■ Directions for this task
Omit the pictures from the entries below and retype everything else exactly.

===============

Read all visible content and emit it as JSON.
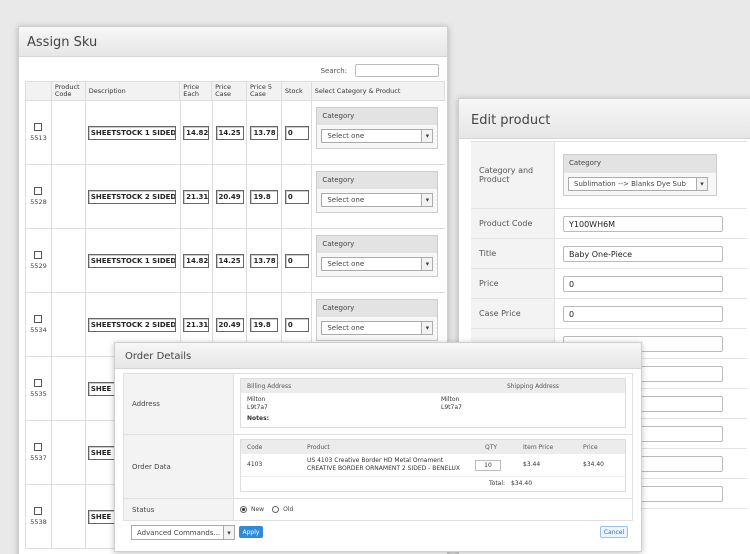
{
  "assign": {
    "title": "Assign Sku",
    "search_label": "Search:",
    "headers": [
      "",
      "Product Code",
      "Description",
      "Price Each",
      "Price Case",
      "Price 5 Case",
      "Stock",
      "Select Category & Product"
    ],
    "category_label": "Category",
    "select_placeholder": "Select one",
    "rows": [
      {
        "sku": "5513",
        "desc": "SHEETSTOCK 1 SIDED",
        "each": "14.82",
        "case": "14.25",
        "case5": "13.78",
        "stock": "0"
      },
      {
        "sku": "5528",
        "desc": "SHEETSTOCK 2 SIDED",
        "each": "21.31",
        "case": "20.49",
        "case5": "19.8",
        "stock": "0"
      },
      {
        "sku": "5529",
        "desc": "SHEETSTOCK 1 SIDED",
        "each": "14.82",
        "case": "14.25",
        "case5": "13.78",
        "stock": "0"
      },
      {
        "sku": "5534",
        "desc": "SHEETSTOCK 2 SIDED",
        "each": "21.31",
        "case": "20.49",
        "case5": "19.8",
        "stock": "0"
      },
      {
        "sku": "5535",
        "desc": "SHEE",
        "each": "",
        "case": "",
        "case5": "",
        "stock": ""
      },
      {
        "sku": "5537",
        "desc": "SHEE",
        "each": "",
        "case": "",
        "case5": "",
        "stock": ""
      },
      {
        "sku": "5538",
        "desc": "SHEE",
        "each": "",
        "case": "",
        "case5": "",
        "stock": ""
      }
    ]
  },
  "edit": {
    "title": "Edit product",
    "category_product_label": "Category and Product",
    "category_label": "Category",
    "category_value": "Sublimation --> Blanks Dye Sub",
    "product_code_label": "Product Code",
    "product_code": "Y100WH6M",
    "title_label": "Title",
    "title_value": "Baby One-Piece",
    "price_label": "Price",
    "price_value": "0",
    "case_price_label": "Case Price",
    "case_price_value": "0"
  },
  "order": {
    "title": "Order Details",
    "address_label": "Address",
    "billing_label": "Billing Address",
    "shipping_label": "Shipping Address",
    "billing_line1": "Milton",
    "billing_line2": "L9t7a7",
    "shipping_line1": "Milton",
    "shipping_line2": "L9t7a7",
    "notes_label": "Notes:",
    "order_data_label": "Order Data",
    "col_code": "Code",
    "col_product": "Product",
    "col_qty": "QTY",
    "col_item_price": "Item Price",
    "col_price": "Price",
    "item_code": "4103",
    "item_product_line1": "US 4103 Creative Border HD Metal Ornament",
    "item_product_line2": "CREATIVE BORDER ORNAMENT 2 SIDED - BENELUX",
    "item_qty": "10",
    "item_price": "$3.44",
    "item_total": "$34.40",
    "total_label": "Total:",
    "total_value": "$34.40",
    "status_label": "Status",
    "status_new": "New",
    "status_old": "Old",
    "advanced_commands": "Advanced Commands...",
    "apply": "Apply",
    "cancel": "Cancel"
  }
}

===============

■ Correct answer
Read all visible content and emit it as JSON.
{
  "assign": {
    "title": "Assign Sku",
    "search_label": "Search:",
    "headers": [
      "",
      "Product Code",
      "Description",
      "Price Each",
      "Price Case",
      "Price 5 Case",
      "Stock",
      "Select Category & Product"
    ],
    "category_label": "Category",
    "select_placeholder": "Select one",
    "rows": [
      {
        "sku": "5513",
        "desc": "SHEETSTOCK 1 SIDED",
        "each": "14.82",
        "case": "14.25",
        "case5": "13.78",
        "stock": "0"
      },
      {
        "sku": "5528",
        "desc": "SHEETSTOCK 2 SIDED",
        "each": "21.31",
        "case": "20.49",
        "case5": "19.8",
        "stock": "0"
      },
      {
        "sku": "5529",
        "desc": "SHEETSTOCK 1 SIDED",
        "each": "14.82",
        "case": "14.25",
        "case5": "13.78",
        "stock": "0"
      },
      {
        "sku": "5534",
        "desc": "SHEETSTOCK 2 SIDED",
        "each": "21.31",
        "case": "20.49",
        "case5": "19.8",
        "stock": "0"
      },
      {
        "sku": "5535",
        "desc": "SHEE",
        "each": "",
        "case": "",
        "case5": "",
        "stock": ""
      },
      {
        "sku": "5537",
        "desc": "SHEE",
        "each": "",
        "case": "",
        "case5": "",
        "stock": ""
      },
      {
        "sku": "5538",
        "desc": "SHEE",
        "each": "",
        "case": "",
        "case5": "",
        "stock": ""
      }
    ]
  },
  "edit": {
    "title": "Edit product",
    "category_product_label": "Category and Product",
    "category_label": "Category",
    "category_value": "Sublimation --> Blanks Dye Sub",
    "product_code_label": "Product Code",
    "product_code": "Y100WH6M",
    "title_label": "Title",
    "title_value": "Baby One-Piece",
    "price_label": "Price",
    "price_value": "0",
    "case_price_label": "Case Price",
    "case_price_value": "0"
  },
  "order": {
    "title": "Order Details",
    "address_label": "Address",
    "billing_label": "Billing Address",
    "shipping_label": "Shipping Address",
    "billing_line1": "Milton",
    "billing_line2": "L9t7a7",
    "shipping_line1": "Milton",
    "shipping_line2": "L9t7a7",
    "notes_label": "Notes:",
    "order_data_label": "Order Data",
    "col_code": "Code",
    "col_product": "Product",
    "col_qty": "QTY",
    "col_item_price": "Item Price",
    "col_price": "Price",
    "item_code": "4103",
    "item_product_line1": "US 4103 Creative Border HD Metal Ornament",
    "item_product_line2": "CREATIVE BORDER ORNAMENT 2 SIDED - BENELUX",
    "item_qty": "10",
    "item_price": "$3.44",
    "item_total": "$34.40",
    "total_label": "Total:",
    "total_value": "$34.40",
    "status_label": "Status",
    "status_new": "New",
    "status_old": "Old",
    "advanced_commands": "Advanced Commands...",
    "apply": "Apply",
    "cancel": "Cancel"
  }
}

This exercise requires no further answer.